Objective – Count the lines below that contain the word "Kurki" and give only the number.

Provided material –
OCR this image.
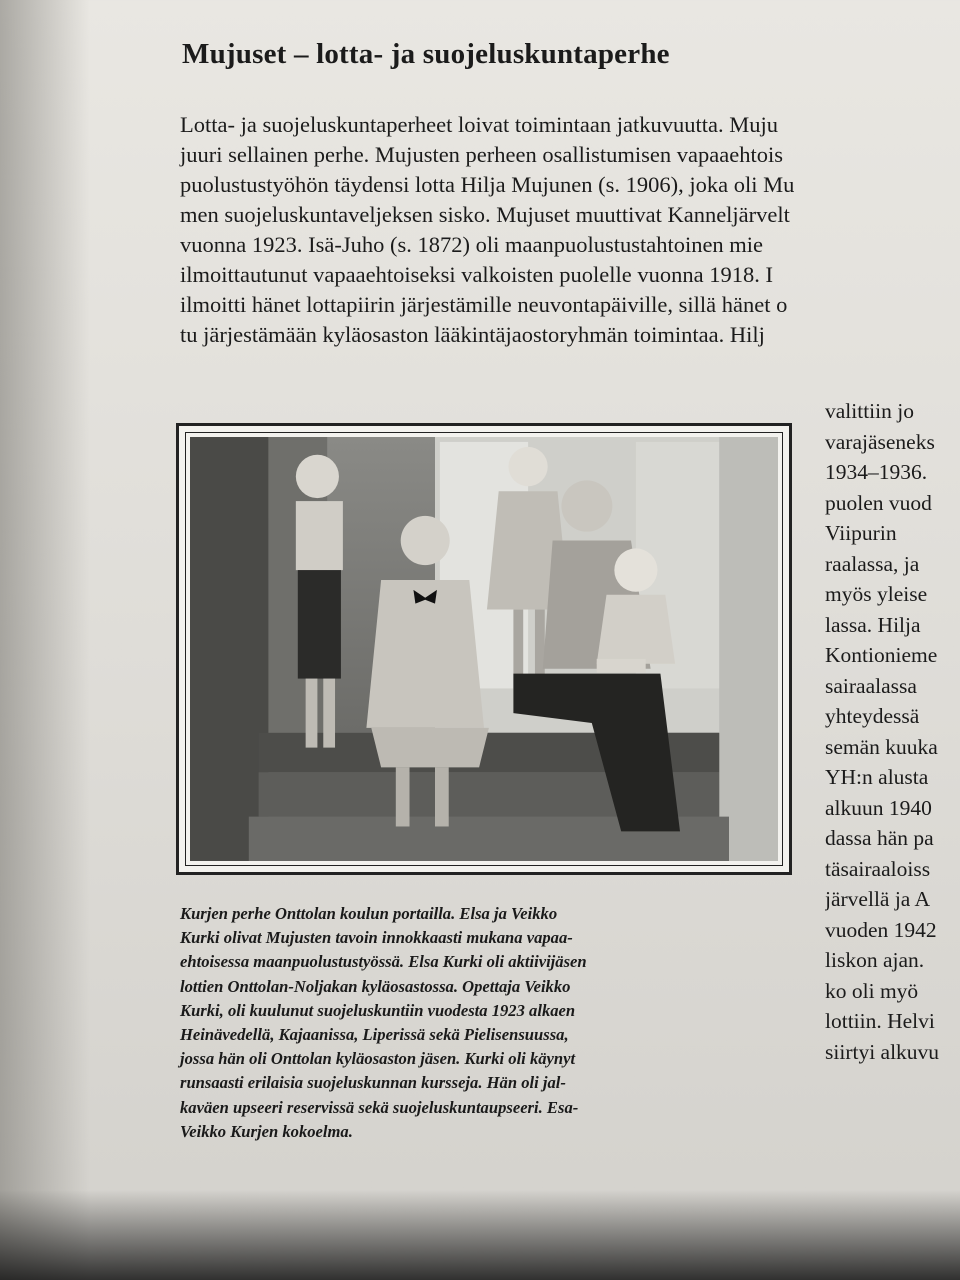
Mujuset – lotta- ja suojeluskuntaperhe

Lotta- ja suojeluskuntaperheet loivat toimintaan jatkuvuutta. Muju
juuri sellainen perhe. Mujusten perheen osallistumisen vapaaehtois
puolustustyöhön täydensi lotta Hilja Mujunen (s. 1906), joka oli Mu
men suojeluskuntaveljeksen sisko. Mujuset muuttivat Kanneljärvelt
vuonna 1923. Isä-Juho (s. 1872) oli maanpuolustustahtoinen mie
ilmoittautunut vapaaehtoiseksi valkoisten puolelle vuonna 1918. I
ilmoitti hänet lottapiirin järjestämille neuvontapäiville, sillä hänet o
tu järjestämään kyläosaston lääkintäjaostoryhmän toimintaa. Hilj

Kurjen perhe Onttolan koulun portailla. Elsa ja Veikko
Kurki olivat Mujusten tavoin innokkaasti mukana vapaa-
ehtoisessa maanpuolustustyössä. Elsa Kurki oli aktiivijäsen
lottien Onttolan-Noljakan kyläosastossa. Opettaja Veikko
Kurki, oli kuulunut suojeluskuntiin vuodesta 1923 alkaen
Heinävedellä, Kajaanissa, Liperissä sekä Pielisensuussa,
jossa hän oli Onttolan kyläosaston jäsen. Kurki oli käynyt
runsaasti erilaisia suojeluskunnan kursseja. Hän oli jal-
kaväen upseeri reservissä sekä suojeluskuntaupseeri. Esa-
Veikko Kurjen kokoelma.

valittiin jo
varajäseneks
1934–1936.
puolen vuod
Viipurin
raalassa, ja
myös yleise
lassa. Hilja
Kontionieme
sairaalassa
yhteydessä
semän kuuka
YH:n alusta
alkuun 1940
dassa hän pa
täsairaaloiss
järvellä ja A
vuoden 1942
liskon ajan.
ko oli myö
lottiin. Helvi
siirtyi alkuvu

==

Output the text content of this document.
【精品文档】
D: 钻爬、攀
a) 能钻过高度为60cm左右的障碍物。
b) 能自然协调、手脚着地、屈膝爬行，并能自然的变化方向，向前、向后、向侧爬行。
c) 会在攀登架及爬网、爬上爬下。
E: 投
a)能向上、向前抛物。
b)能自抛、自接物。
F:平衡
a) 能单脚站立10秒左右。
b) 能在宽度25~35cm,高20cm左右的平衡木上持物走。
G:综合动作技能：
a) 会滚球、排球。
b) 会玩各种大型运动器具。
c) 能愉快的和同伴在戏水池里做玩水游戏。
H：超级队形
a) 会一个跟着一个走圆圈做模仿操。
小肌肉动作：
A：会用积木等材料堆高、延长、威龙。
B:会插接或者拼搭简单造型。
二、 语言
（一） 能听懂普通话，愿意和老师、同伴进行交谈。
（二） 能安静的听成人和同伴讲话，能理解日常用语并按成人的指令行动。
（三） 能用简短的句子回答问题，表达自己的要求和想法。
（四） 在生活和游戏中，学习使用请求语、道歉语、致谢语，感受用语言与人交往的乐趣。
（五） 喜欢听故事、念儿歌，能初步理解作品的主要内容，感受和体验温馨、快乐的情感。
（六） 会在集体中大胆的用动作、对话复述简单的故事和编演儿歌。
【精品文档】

Exercise response – 4